### Problem to work on
Pictures do not belong in the copy; transcribe everything else in the records exactly.
- - - - -
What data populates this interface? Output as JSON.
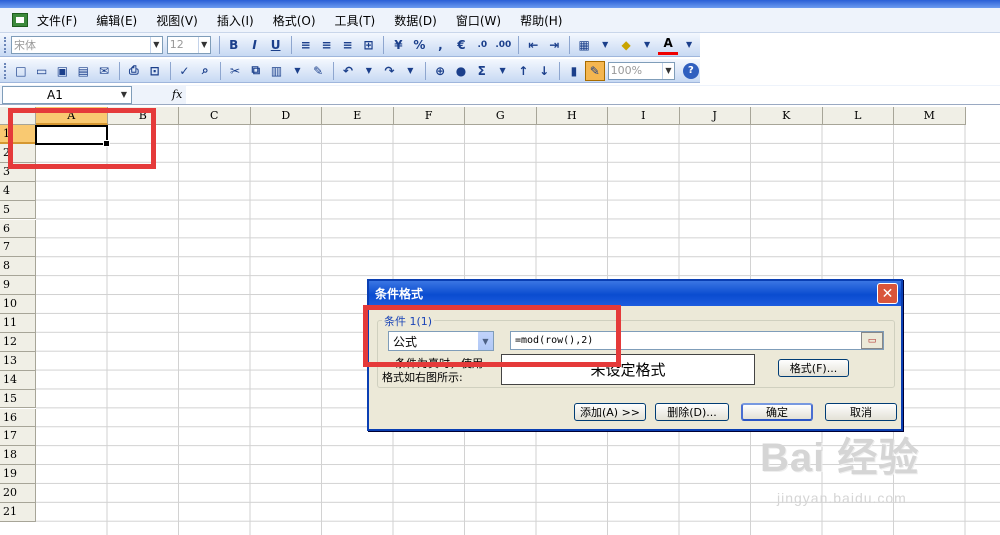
{
  "menus": [
    "文件(F)",
    "编辑(E)",
    "视图(V)",
    "插入(I)",
    "格式(O)",
    "工具(T)",
    "数据(D)",
    "窗口(W)",
    "帮助(H)"
  ],
  "toolbar1": {
    "font": "宋体",
    "size": "12",
    "bold": "B",
    "italic": "I",
    "underline": "U",
    "percent": "%",
    "comma": ",",
    "euro": "€",
    "font_color_label": "A"
  },
  "toolbar2": {
    "zoom": "100%",
    "sum": "Σ"
  },
  "namebox": "A1",
  "fx": "fx",
  "columns": [
    "A",
    "B",
    "C",
    "D",
    "E",
    "F",
    "G",
    "H",
    "I",
    "J",
    "K",
    "L",
    "M"
  ],
  "rows": [
    "1",
    "2",
    "3",
    "4",
    "5",
    "6",
    "7",
    "8",
    "9",
    "10",
    "11",
    "12",
    "13",
    "14",
    "15",
    "16",
    "17",
    "18",
    "19",
    "20",
    "21"
  ],
  "dialog": {
    "title": "条件格式",
    "group": "条件 1(1)",
    "condition_type": "公式",
    "formula": "=mod(row(),2)",
    "label_line1": "条件为真时，使用",
    "label_line2": "格式如右图所示:",
    "preview_text": "未设定格式",
    "format_btn": "格式(F)...",
    "add_btn": "添加(A) >>",
    "delete_btn": "删除(D)...",
    "ok_btn": "确定",
    "cancel_btn": "取消"
  },
  "watermark": {
    "main": "Bai 经验",
    "sub": "jingyan.baidu.com"
  },
  "colors": {
    "highlight_red": "#e53a3a",
    "dialog_title_blue": "#0a4cd0",
    "active_header": "#f9c971"
  }
}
- - - - -
### Solution to the problem
What data populates this interface? Output as JSON.
{
  "menus": [
    "文件(F)",
    "编辑(E)",
    "视图(V)",
    "插入(I)",
    "格式(O)",
    "工具(T)",
    "数据(D)",
    "窗口(W)",
    "帮助(H)"
  ],
  "toolbar1": {
    "font": "宋体",
    "size": "12",
    "bold": "B",
    "italic": "I",
    "underline": "U",
    "percent": "%",
    "comma": ",",
    "euro": "€",
    "font_color_label": "A"
  },
  "toolbar2": {
    "zoom": "100%",
    "sum": "Σ"
  },
  "namebox": "A1",
  "fx": "fx",
  "columns": [
    "A",
    "B",
    "C",
    "D",
    "E",
    "F",
    "G",
    "H",
    "I",
    "J",
    "K",
    "L",
    "M"
  ],
  "rows": [
    "1",
    "2",
    "3",
    "4",
    "5",
    "6",
    "7",
    "8",
    "9",
    "10",
    "11",
    "12",
    "13",
    "14",
    "15",
    "16",
    "17",
    "18",
    "19",
    "20",
    "21"
  ],
  "dialog": {
    "title": "条件格式",
    "group": "条件 1(1)",
    "condition_type": "公式",
    "formula": "=mod(row(),2)",
    "label_line1": "条件为真时，使用",
    "label_line2": "格式如右图所示:",
    "preview_text": "未设定格式",
    "format_btn": "格式(F)...",
    "add_btn": "添加(A) >>",
    "delete_btn": "删除(D)...",
    "ok_btn": "确定",
    "cancel_btn": "取消"
  },
  "watermark": {
    "main": "Bai 经验",
    "sub": "jingyan.baidu.com"
  },
  "colors": {
    "highlight_red": "#e53a3a",
    "dialog_title_blue": "#0a4cd0",
    "active_header": "#f9c971"
  }
}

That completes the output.